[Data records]

+++

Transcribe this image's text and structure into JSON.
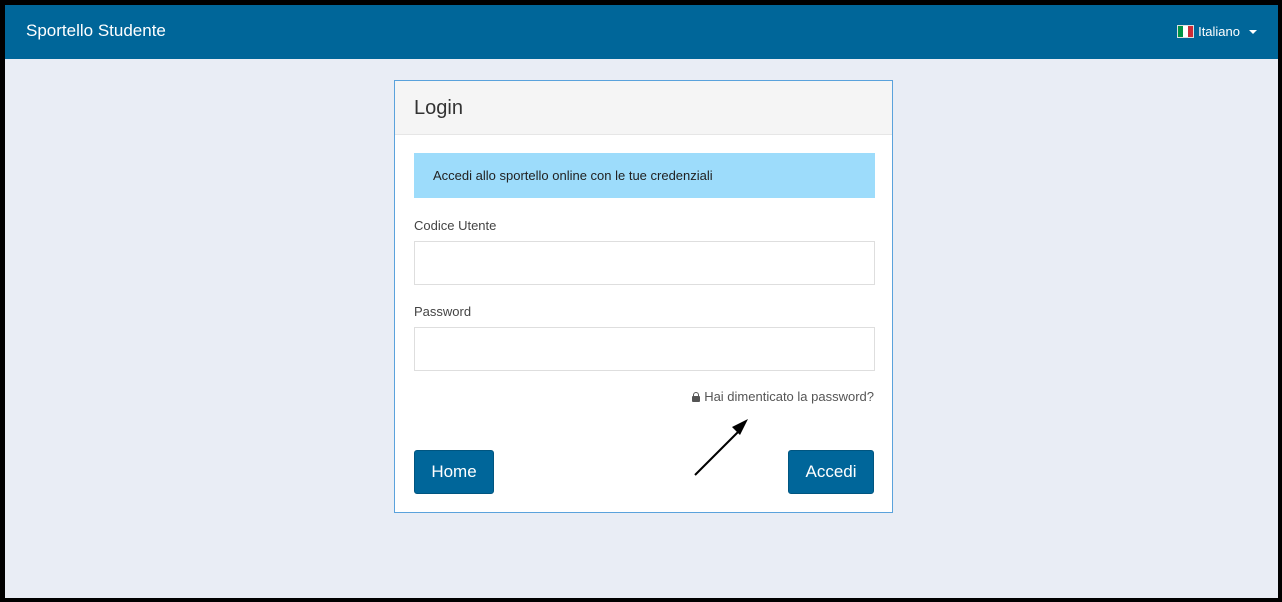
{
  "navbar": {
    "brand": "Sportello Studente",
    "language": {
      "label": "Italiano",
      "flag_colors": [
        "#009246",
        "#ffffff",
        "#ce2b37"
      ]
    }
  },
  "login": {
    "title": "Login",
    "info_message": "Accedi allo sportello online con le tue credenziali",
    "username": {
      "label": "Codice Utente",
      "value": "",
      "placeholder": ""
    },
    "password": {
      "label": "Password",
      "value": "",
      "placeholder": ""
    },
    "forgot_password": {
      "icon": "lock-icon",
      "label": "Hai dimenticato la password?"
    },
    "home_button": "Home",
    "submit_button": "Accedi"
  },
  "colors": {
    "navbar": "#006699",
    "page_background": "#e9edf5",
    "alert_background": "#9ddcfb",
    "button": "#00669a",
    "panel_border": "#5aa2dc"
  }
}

+++

[Required work]: Quote all of the entries word for word, omitting any pictures.

[Complete response]:
Transcribe this image's text and structure into JSON.
{
  "navbar": {
    "brand": "Sportello Studente",
    "language": {
      "label": "Italiano",
      "flag_colors": [
        "#009246",
        "#ffffff",
        "#ce2b37"
      ]
    }
  },
  "login": {
    "title": "Login",
    "info_message": "Accedi allo sportello online con le tue credenziali",
    "username": {
      "label": "Codice Utente",
      "value": "",
      "placeholder": ""
    },
    "password": {
      "label": "Password",
      "value": "",
      "placeholder": ""
    },
    "forgot_password": {
      "icon": "lock-icon",
      "label": "Hai dimenticato la password?"
    },
    "home_button": "Home",
    "submit_button": "Accedi"
  },
  "colors": {
    "navbar": "#006699",
    "page_background": "#e9edf5",
    "alert_background": "#9ddcfb",
    "button": "#00669a",
    "panel_border": "#5aa2dc"
  }
}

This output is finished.